- Dataset rows -
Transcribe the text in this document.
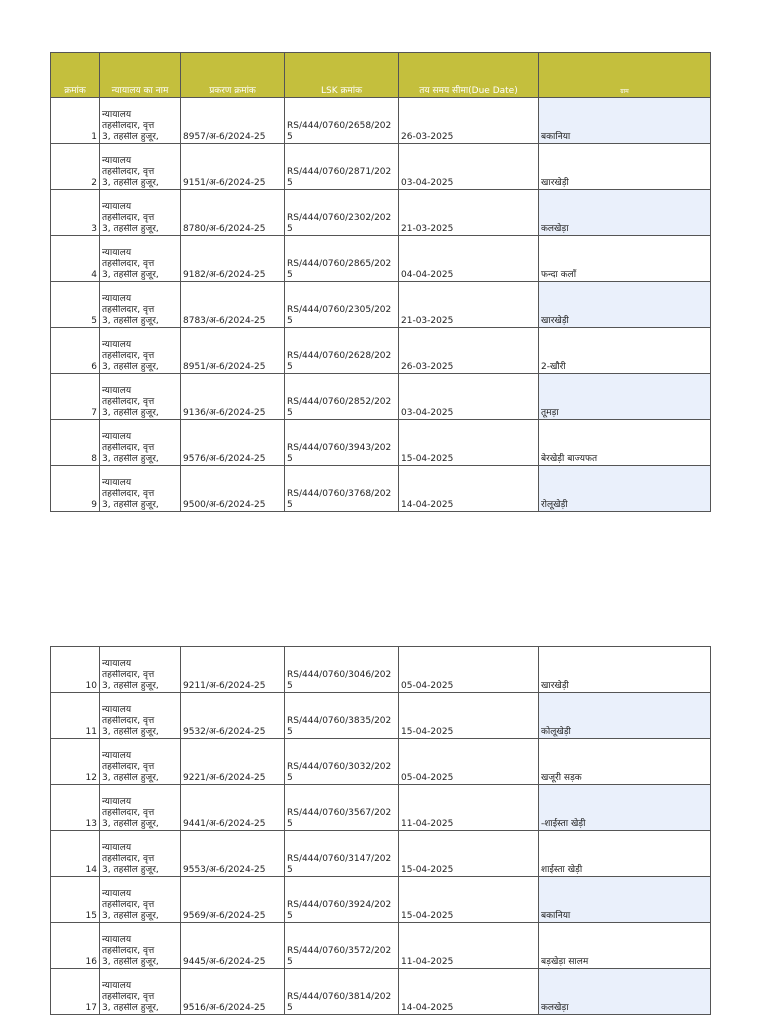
क्रमांक	न्यायालय का नाम	प्रकरण क्रमांक	LSK क्रमांक	तय समय सीमा(Due Date)	ग्राम
1	न्यायालय
तहसीलदार, वृत्त
3, तहसील हुजूर,	8957/अ-6/2024-25	RS/444/0760/2658/202
5	26-03-2025	बकानिया
2	न्यायालय
तहसीलदार, वृत्त
3, तहसील हुजूर,	9151/अ-6/2024-25	RS/444/0760/2871/202
5	03-04-2025	खारखेड़ी
3	न्यायालय
तहसीलदार, वृत्त
3, तहसील हुजूर,	8780/अ-6/2024-25	RS/444/0760/2302/202
5	21-03-2025	कलखेड़ा
4	न्यायालय
तहसीलदार, वृत्त
3, तहसील हुजूर,	9182/अ-6/2024-25	RS/444/0760/2865/202
5	04-04-2025	फन्दा कलाँ
5	न्यायालय
तहसीलदार, वृत्त
3, तहसील हुजूर,	8783/अ-6/2024-25	RS/444/0760/2305/202
5	21-03-2025	खारखेड़ी
6	न्यायालय
तहसीलदार, वृत्त
3, तहसील हुजूर,	8951/अ-6/2024-25	RS/444/0760/2628/202
5	26-03-2025	2-खौरी
7	न्यायालय
तहसीलदार, वृत्त
3, तहसील हुजूर,	9136/अ-6/2024-25	RS/444/0760/2852/202
5	03-04-2025	तूमड़ा
8	न्यायालय
तहसीलदार, वृत्त
3, तहसील हुजूर,	9576/अ-6/2024-25	RS/444/0760/3943/202
5	15-04-2025	बेरखेड़ी बाज्यफत
9	न्यायालय
तहसीलदार, वृत्त
3, तहसील हुजूर,	9500/अ-6/2024-25	RS/444/0760/3768/202
5	14-04-2025	रोलूखेड़ी
10	न्यायालय
तहसीलदार, वृत्त
3, तहसील हुजूर,	9211/अ-6/2024-25	RS/444/0760/3046/202
5	05-04-2025	खारखेड़ी
11	न्यायालय
तहसीलदार, वृत्त
3, तहसील हुजूर,	9532/अ-6/2024-25	RS/444/0760/3835/202
5	15-04-2025	कोलूखेड़ी
12	न्यायालय
तहसीलदार, वृत्त
3, तहसील हुजूर,	9221/अ-6/2024-25	RS/444/0760/3032/202
5	05-04-2025	खजूरी सड़क
13	न्यायालय
तहसीलदार, वृत्त
3, तहसील हुजूर,	9441/अ-6/2024-25	RS/444/0760/3567/202
5	11-04-2025	-शाईस्ता खेड़ी
14	न्यायालय
तहसीलदार, वृत्त
3, तहसील हुजूर,	9553/अ-6/2024-25	RS/444/0760/3147/202
5	15-04-2025	शाईस्ता खेड़ी
15	न्यायालय
तहसीलदार, वृत्त
3, तहसील हुजूर,	9569/अ-6/2024-25	RS/444/0760/3924/202
5	15-04-2025	बकानिया
16	न्यायालय
तहसीलदार, वृत्त
3, तहसील हुजूर,	9445/अ-6/2024-25	RS/444/0760/3572/202
5	11-04-2025	बड़खेड़ा सालम
17	न्यायालय
तहसीलदार, वृत्त
3, तहसील हुजूर,	9516/अ-6/2024-25	RS/444/0760/3814/202
5	14-04-2025	कलखेड़ा
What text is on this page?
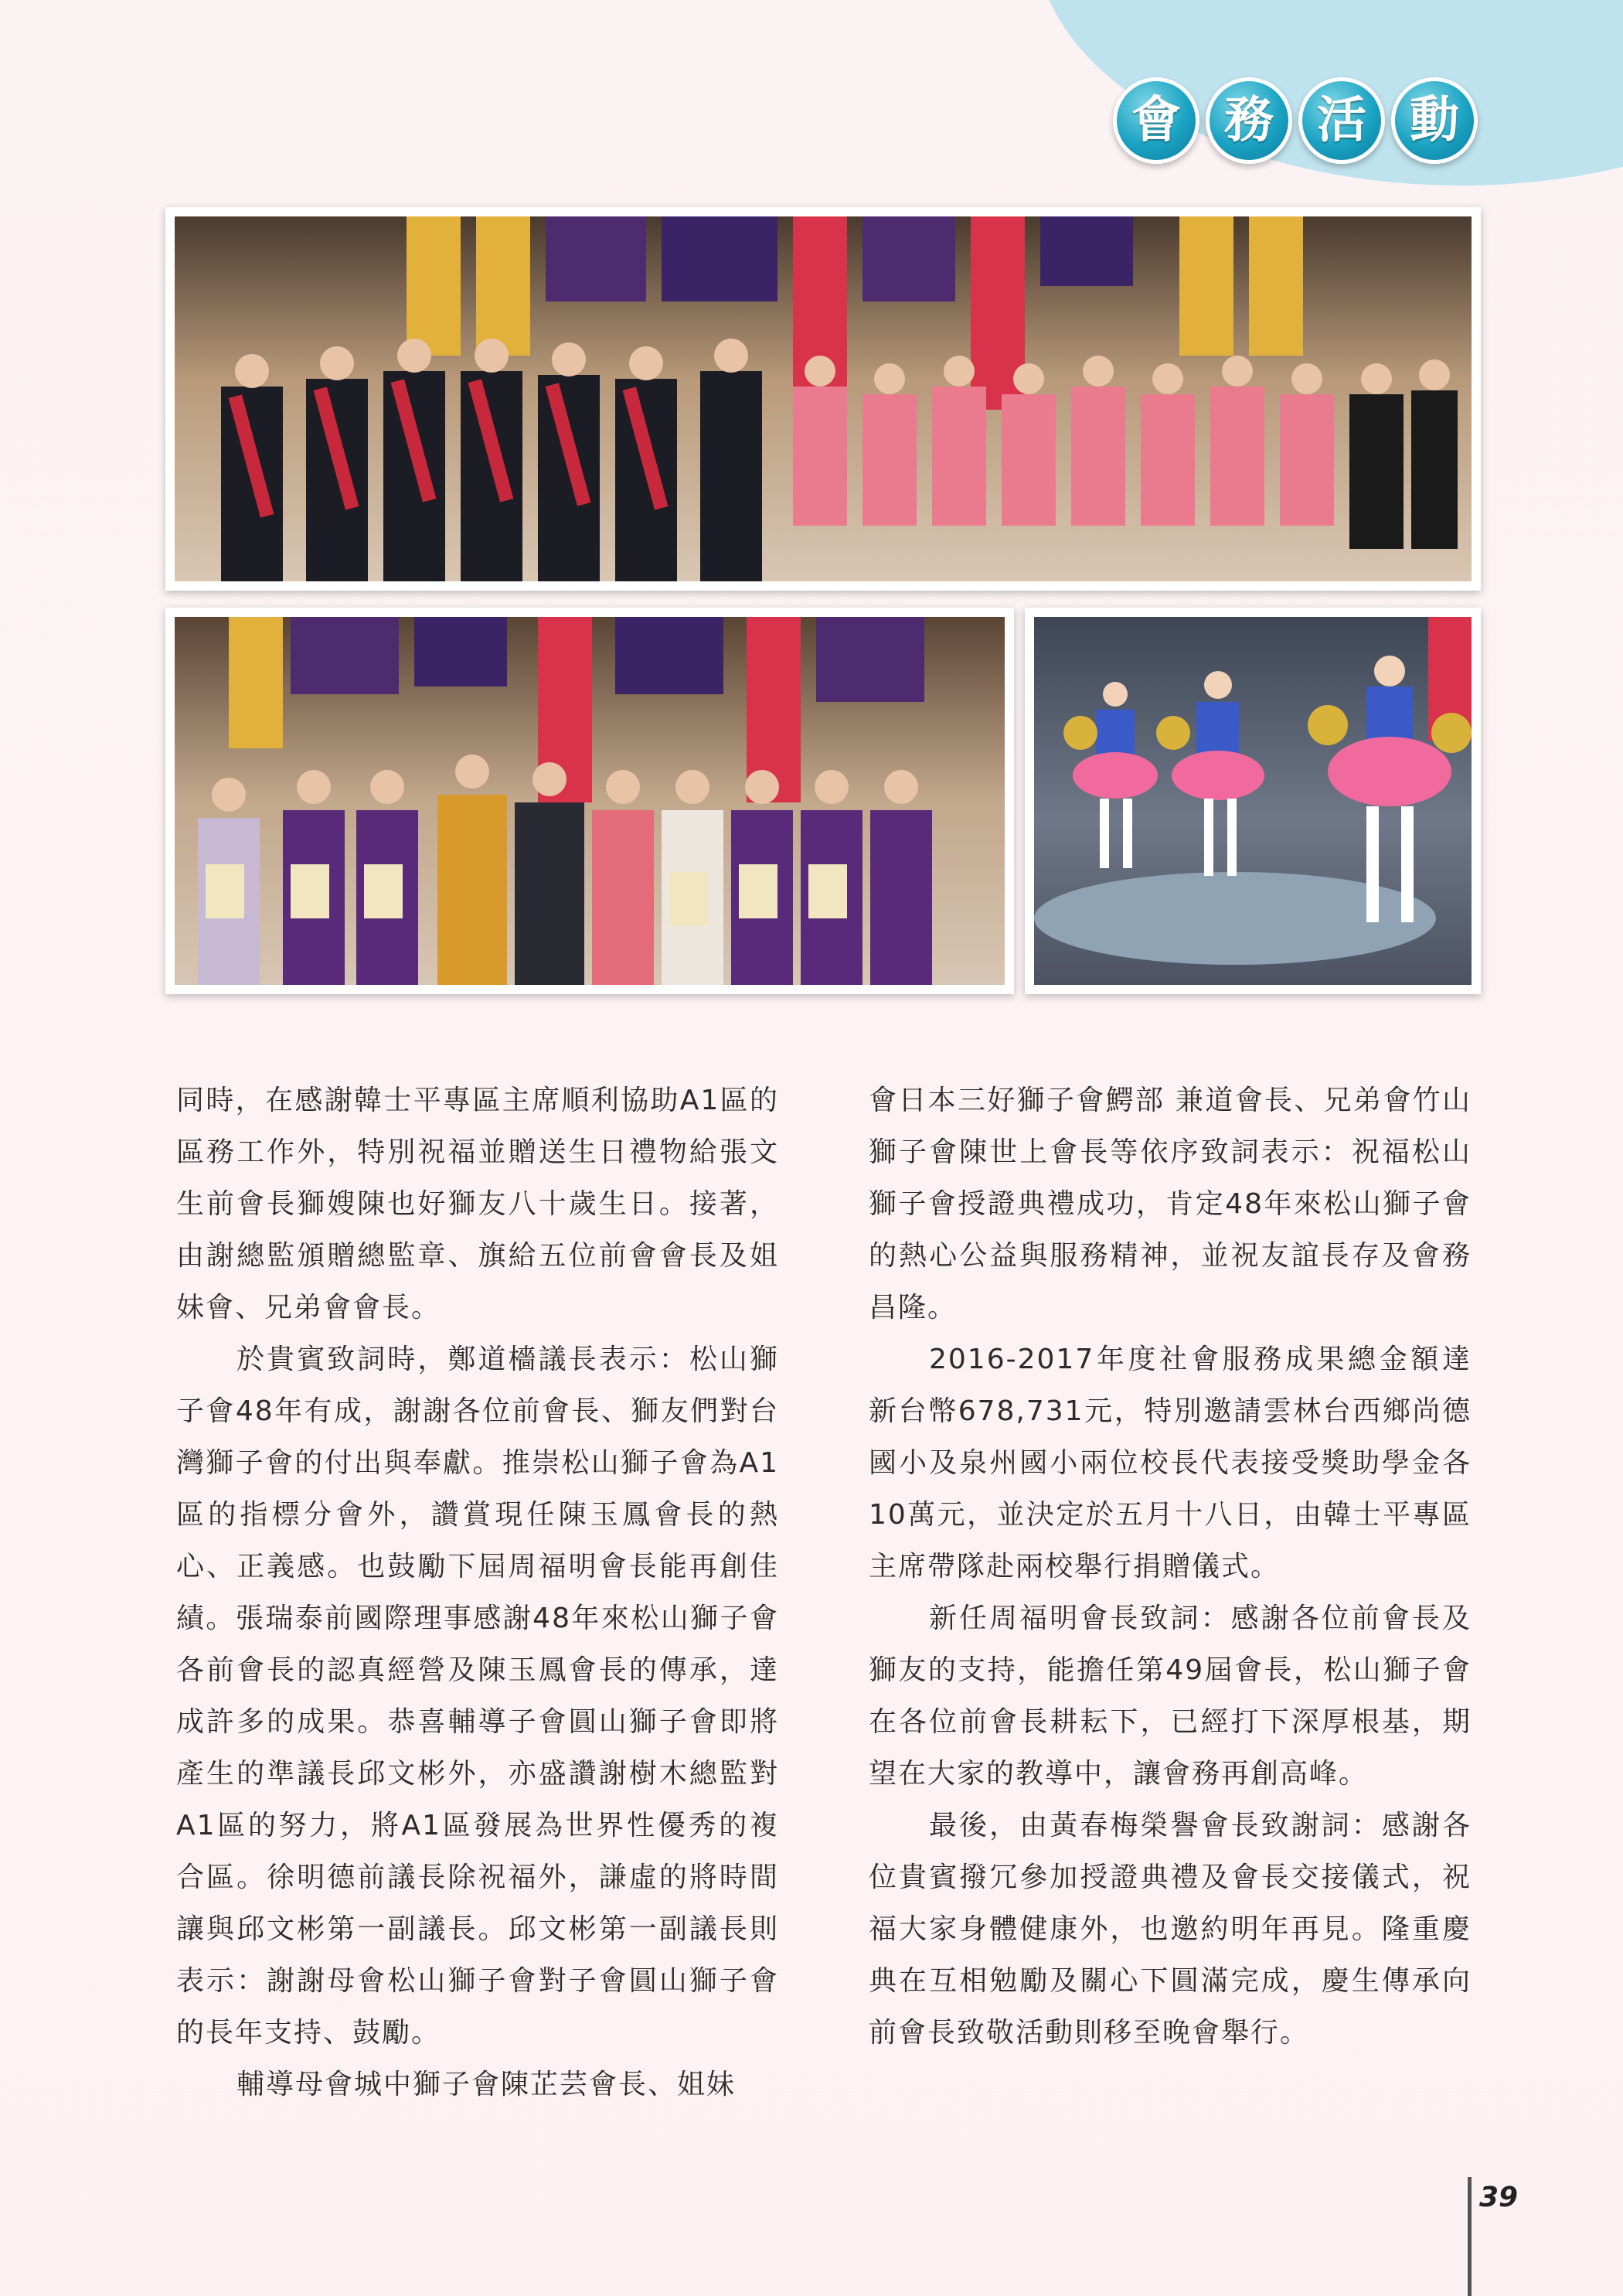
會 務 活 動

同時，在感謝韓士平專區主席順利協助A1區的區務工作外，特別祝福並贈送生日禮物給張文生前會長獅嫂陳也好獅友八十歲生日。接著，由謝總監頒贈總監章、旗給五位前會會長及姐妹會、兄弟會會長。

於貴賓致詞時，鄭道檣議長表示：松山獅子會48年有成，謝謝各位前會長、獅友們對台灣獅子會的付出與奉獻。推崇松山獅子會為A1區的指標分會外，讚賞現任陳玉鳳會長的熱心、正義感。也鼓勵下屆周福明會長能再創佳績。張瑞泰前國際理事感謝48年來松山獅子會各前會長的認真經營及陳玉鳳會長的傳承，達成許多的成果。恭喜輔導子會圓山獅子會即將產生的準議長邱文彬外，亦盛讚謝樹木總監對A1區的努力，將A1區發展為世界性優秀的複合區。徐明德前議長除祝福外，謙虛的將時間讓與邱文彬第一副議長。邱文彬第一副議長則表示：謝謝母會松山獅子會對子會圓山獅子會的長年支持、鼓勵。

輔導母會城中獅子會陳芷芸會長、姐妹

會日本三好獅子會鰐部 兼道會長、兄弟會竹山獅子會陳世上會長等依序致詞表示：祝福松山獅子會授證典禮成功，肯定48年來松山獅子會的熱心公益與服務精神，並祝友誼長存及會務昌隆。

2016-2017年度社會服務成果總金額達新台幣678,731元，特別邀請雲林台西鄉尚德國小及泉州國小兩位校長代表接受獎助學金各10萬元，並決定於五月十八日，由韓士平專區主席帶隊赴兩校舉行捐贈儀式。

新任周福明會長致詞：感謝各位前會長及獅友的支持，能擔任第49屆會長，松山獅子會在各位前會長耕耘下，已經打下深厚根基，期望在大家的教導中，讓會務再創高峰。

最後，由黃春梅榮譽會長致謝詞：感謝各位貴賓撥冗參加授證典禮及會長交接儀式，祝福大家身體健康外，也邀約明年再見。隆重慶典在互相勉勵及關心下圓滿完成，慶生傳承向前會長致敬活動則移至晚會舉行。

39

- Task instructions -
Quote the entries in full. Any image among them is to be omitted from the copy.

- Complete output -
Transcribe the text in this document.
क्रमांक	न्यायालय का नाम	प्रकरण क्रमांक	LSK क्रमांक	तय समय सीमा(Due Date)	ग्राम
1	न्यायालय
तहसीलदार, वृत्त
3, तहसील हुजूर,	8957/अ-6/2024-25	RS/444/0760/2658/202
5	26-03-2025	बकानिया
2	न्यायालय
तहसीलदार, वृत्त
3, तहसील हुजूर,	9151/अ-6/2024-25	RS/444/0760/2871/202
5	03-04-2025	खारखेड़ी
3	न्यायालय
तहसीलदार, वृत्त
3, तहसील हुजूर,	8780/अ-6/2024-25	RS/444/0760/2302/202
5	21-03-2025	कलखेड़ा
4	न्यायालय
तहसीलदार, वृत्त
3, तहसील हुजूर,	9182/अ-6/2024-25	RS/444/0760/2865/202
5	04-04-2025	फन्दा कलाँ
5	न्यायालय
तहसीलदार, वृत्त
3, तहसील हुजूर,	8783/अ-6/2024-25	RS/444/0760/2305/202
5	21-03-2025	खारखेड़ी
6	न्यायालय
तहसीलदार, वृत्त
3, तहसील हुजूर,	8951/अ-6/2024-25	RS/444/0760/2628/202
5	26-03-2025	2-खौरी
7	न्यायालय
तहसीलदार, वृत्त
3, तहसील हुजूर,	9136/अ-6/2024-25	RS/444/0760/2852/202
5	03-04-2025	तूमड़ा
8	न्यायालय
तहसीलदार, वृत्त
3, तहसील हुजूर,	9576/अ-6/2024-25	RS/444/0760/3943/202
5	15-04-2025	बेरखेड़ी बाज्यफत
9	न्यायालय
तहसीलदार, वृत्त
3, तहसील हुजूर,	9500/अ-6/2024-25	RS/444/0760/3768/202
5	14-04-2025	रोलूखेड़ी
10	न्यायालय
तहसीलदार, वृत्त
3, तहसील हुजूर,	9211/अ-6/2024-25	RS/444/0760/3046/202
5	05-04-2025	खारखेड़ी
11	न्यायालय
तहसीलदार, वृत्त
3, तहसील हुजूर,	9532/अ-6/2024-25	RS/444/0760/3835/202
5	15-04-2025	कोलूखेड़ी
12	न्यायालय
तहसीलदार, वृत्त
3, तहसील हुजूर,	9221/अ-6/2024-25	RS/444/0760/3032/202
5	05-04-2025	खजूरी सड़क
13	न्यायालय
तहसीलदार, वृत्त
3, तहसील हुजूर,	9441/अ-6/2024-25	RS/444/0760/3567/202
5	11-04-2025	-शाईस्ता खेड़ी
14	न्यायालय
तहसीलदार, वृत्त
3, तहसील हुजूर,	9553/अ-6/2024-25	RS/444/0760/3147/202
5	15-04-2025	शाईस्ता खेड़ी
15	न्यायालय
तहसीलदार, वृत्त
3, तहसील हुजूर,	9569/अ-6/2024-25	RS/444/0760/3924/202
5	15-04-2025	बकानिया
16	न्यायालय
तहसीलदार, वृत्त
3, तहसील हुजूर,	9445/अ-6/2024-25	RS/444/0760/3572/202
5	11-04-2025	बड़खेड़ा सालम
17	न्यायालय
तहसीलदार, वृत्त
3, तहसील हुजूर,	9516/अ-6/2024-25	RS/444/0760/3814/202
5	14-04-2025	कलखेड़ा
What text is on this page?
會 務 活 動

同時，在感謝韓士平專區主席順利協助A1區的區務工作外，特別祝福並贈送生日禮物給張文生前會長獅嫂陳也好獅友八十歲生日。接著，由謝總監頒贈總監章、旗給五位前會會長及姐妹會、兄弟會會長。

於貴賓致詞時，鄭道檣議長表示：松山獅子會48年有成，謝謝各位前會長、獅友們對台灣獅子會的付出與奉獻。推崇松山獅子會為A1區的指標分會外，讚賞現任陳玉鳳會長的熱心、正義感。也鼓勵下屆周福明會長能再創佳績。張瑞泰前國際理事感謝48年來松山獅子會各前會長的認真經營及陳玉鳳會長的傳承，達成許多的成果。恭喜輔導子會圓山獅子會即將產生的準議長邱文彬外，亦盛讚謝樹木總監對A1區的努力，將A1區發展為世界性優秀的複合區。徐明德前議長除祝福外，謙虛的將時間讓與邱文彬第一副議長。邱文彬第一副議長則表示：謝謝母會松山獅子會對子會圓山獅子會的長年支持、鼓勵。

輔導母會城中獅子會陳芷芸會長、姐妹

會日本三好獅子會鰐部 兼道會長、兄弟會竹山獅子會陳世上會長等依序致詞表示：祝福松山獅子會授證典禮成功，肯定48年來松山獅子會的熱心公益與服務精神，並祝友誼長存及會務昌隆。

2016-2017年度社會服務成果總金額達新台幣678,731元，特別邀請雲林台西鄉尚德國小及泉州國小兩位校長代表接受獎助學金各10萬元，並決定於五月十八日，由韓士平專區主席帶隊赴兩校舉行捐贈儀式。

新任周福明會長致詞：感謝各位前會長及獅友的支持，能擔任第49屆會長，松山獅子會在各位前會長耕耘下，已經打下深厚根基，期望在大家的教導中，讓會務再創高峰。

最後，由黃春梅榮譽會長致謝詞：感謝各位貴賓撥冗參加授證典禮及會長交接儀式，祝福大家身體健康外，也邀約明年再見。隆重慶典在互相勉勵及關心下圓滿完成，慶生傳承向前會長致敬活動則移至晚會舉行。

39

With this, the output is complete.